Task statement:
Quote every line below exactly and skip any picture.
+ + +
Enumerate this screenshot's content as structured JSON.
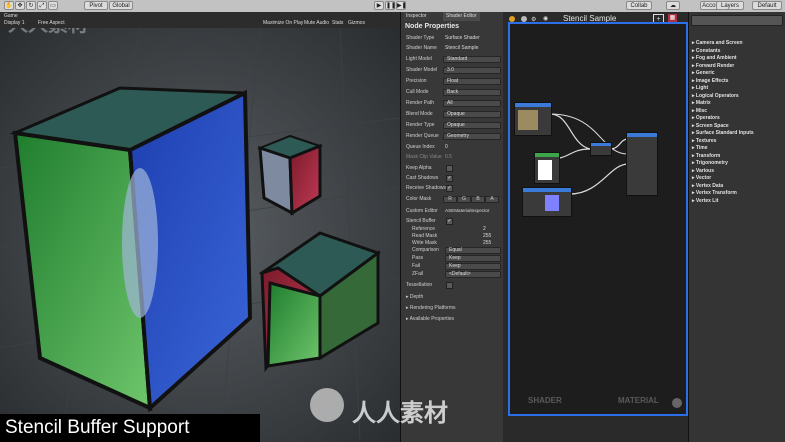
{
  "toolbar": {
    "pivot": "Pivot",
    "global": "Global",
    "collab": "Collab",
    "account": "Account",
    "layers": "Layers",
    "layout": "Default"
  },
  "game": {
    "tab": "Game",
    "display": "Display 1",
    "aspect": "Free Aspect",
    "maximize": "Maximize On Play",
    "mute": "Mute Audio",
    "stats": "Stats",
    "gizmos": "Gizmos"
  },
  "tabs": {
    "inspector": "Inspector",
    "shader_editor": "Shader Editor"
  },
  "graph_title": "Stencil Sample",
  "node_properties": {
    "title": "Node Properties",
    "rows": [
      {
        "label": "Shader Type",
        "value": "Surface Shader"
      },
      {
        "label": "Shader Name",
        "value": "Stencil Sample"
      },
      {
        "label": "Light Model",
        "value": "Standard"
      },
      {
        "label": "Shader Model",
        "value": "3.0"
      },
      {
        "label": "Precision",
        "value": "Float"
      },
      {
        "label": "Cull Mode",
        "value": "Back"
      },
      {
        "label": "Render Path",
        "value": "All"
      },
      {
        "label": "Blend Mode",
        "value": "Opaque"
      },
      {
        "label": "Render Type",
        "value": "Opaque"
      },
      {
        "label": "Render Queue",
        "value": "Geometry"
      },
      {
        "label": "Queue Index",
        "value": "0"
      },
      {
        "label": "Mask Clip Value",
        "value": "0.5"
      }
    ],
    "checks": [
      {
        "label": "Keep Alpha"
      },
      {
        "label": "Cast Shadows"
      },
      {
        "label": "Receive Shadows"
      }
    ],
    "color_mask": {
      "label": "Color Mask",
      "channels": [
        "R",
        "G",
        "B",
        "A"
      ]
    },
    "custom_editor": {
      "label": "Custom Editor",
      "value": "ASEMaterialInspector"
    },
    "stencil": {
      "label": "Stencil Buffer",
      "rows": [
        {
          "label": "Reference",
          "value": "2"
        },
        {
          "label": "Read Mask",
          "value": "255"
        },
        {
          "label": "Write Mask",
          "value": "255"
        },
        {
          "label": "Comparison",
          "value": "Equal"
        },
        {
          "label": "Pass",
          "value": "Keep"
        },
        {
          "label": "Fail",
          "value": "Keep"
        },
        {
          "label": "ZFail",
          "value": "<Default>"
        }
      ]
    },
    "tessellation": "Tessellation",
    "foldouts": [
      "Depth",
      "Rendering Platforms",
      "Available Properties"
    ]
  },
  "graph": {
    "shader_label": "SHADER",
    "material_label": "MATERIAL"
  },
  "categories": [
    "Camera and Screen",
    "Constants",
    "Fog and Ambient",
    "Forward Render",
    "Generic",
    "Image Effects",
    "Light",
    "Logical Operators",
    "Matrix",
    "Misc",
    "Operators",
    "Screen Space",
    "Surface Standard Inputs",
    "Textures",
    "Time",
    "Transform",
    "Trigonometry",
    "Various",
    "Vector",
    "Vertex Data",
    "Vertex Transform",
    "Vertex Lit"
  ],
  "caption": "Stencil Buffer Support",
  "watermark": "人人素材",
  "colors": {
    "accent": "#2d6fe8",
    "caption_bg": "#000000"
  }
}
+ + +
Exercise solution:
Enumerate this screenshot's content as structured JSON.
{
  "toolbar": {
    "pivot": "Pivot",
    "global": "Global",
    "collab": "Collab",
    "account": "Account",
    "layers": "Layers",
    "layout": "Default"
  },
  "game": {
    "tab": "Game",
    "display": "Display 1",
    "aspect": "Free Aspect",
    "maximize": "Maximize On Play",
    "mute": "Mute Audio",
    "stats": "Stats",
    "gizmos": "Gizmos"
  },
  "tabs": {
    "inspector": "Inspector",
    "shader_editor": "Shader Editor"
  },
  "graph_title": "Stencil Sample",
  "node_properties": {
    "title": "Node Properties",
    "rows": [
      {
        "label": "Shader Type",
        "value": "Surface Shader"
      },
      {
        "label": "Shader Name",
        "value": "Stencil Sample"
      },
      {
        "label": "Light Model",
        "value": "Standard"
      },
      {
        "label": "Shader Model",
        "value": "3.0"
      },
      {
        "label": "Precision",
        "value": "Float"
      },
      {
        "label": "Cull Mode",
        "value": "Back"
      },
      {
        "label": "Render Path",
        "value": "All"
      },
      {
        "label": "Blend Mode",
        "value": "Opaque"
      },
      {
        "label": "Render Type",
        "value": "Opaque"
      },
      {
        "label": "Render Queue",
        "value": "Geometry"
      },
      {
        "label": "Queue Index",
        "value": "0"
      },
      {
        "label": "Mask Clip Value",
        "value": "0.5"
      }
    ],
    "checks": [
      {
        "label": "Keep Alpha"
      },
      {
        "label": "Cast Shadows"
      },
      {
        "label": "Receive Shadows"
      }
    ],
    "color_mask": {
      "label": "Color Mask",
      "channels": [
        "R",
        "G",
        "B",
        "A"
      ]
    },
    "custom_editor": {
      "label": "Custom Editor",
      "value": "ASEMaterialInspector"
    },
    "stencil": {
      "label": "Stencil Buffer",
      "rows": [
        {
          "label": "Reference",
          "value": "2"
        },
        {
          "label": "Read Mask",
          "value": "255"
        },
        {
          "label": "Write Mask",
          "value": "255"
        },
        {
          "label": "Comparison",
          "value": "Equal"
        },
        {
          "label": "Pass",
          "value": "Keep"
        },
        {
          "label": "Fail",
          "value": "Keep"
        },
        {
          "label": "ZFail",
          "value": "<Default>"
        }
      ]
    },
    "tessellation": "Tessellation",
    "foldouts": [
      "Depth",
      "Rendering Platforms",
      "Available Properties"
    ]
  },
  "graph": {
    "shader_label": "SHADER",
    "material_label": "MATERIAL"
  },
  "categories": [
    "Camera and Screen",
    "Constants",
    "Fog and Ambient",
    "Forward Render",
    "Generic",
    "Image Effects",
    "Light",
    "Logical Operators",
    "Matrix",
    "Misc",
    "Operators",
    "Screen Space",
    "Surface Standard Inputs",
    "Textures",
    "Time",
    "Transform",
    "Trigonometry",
    "Various",
    "Vector",
    "Vertex Data",
    "Vertex Transform",
    "Vertex Lit"
  ],
  "caption": "Stencil Buffer Support",
  "watermark": "人人素材",
  "colors": {
    "accent": "#2d6fe8",
    "caption_bg": "#000000"
  }
}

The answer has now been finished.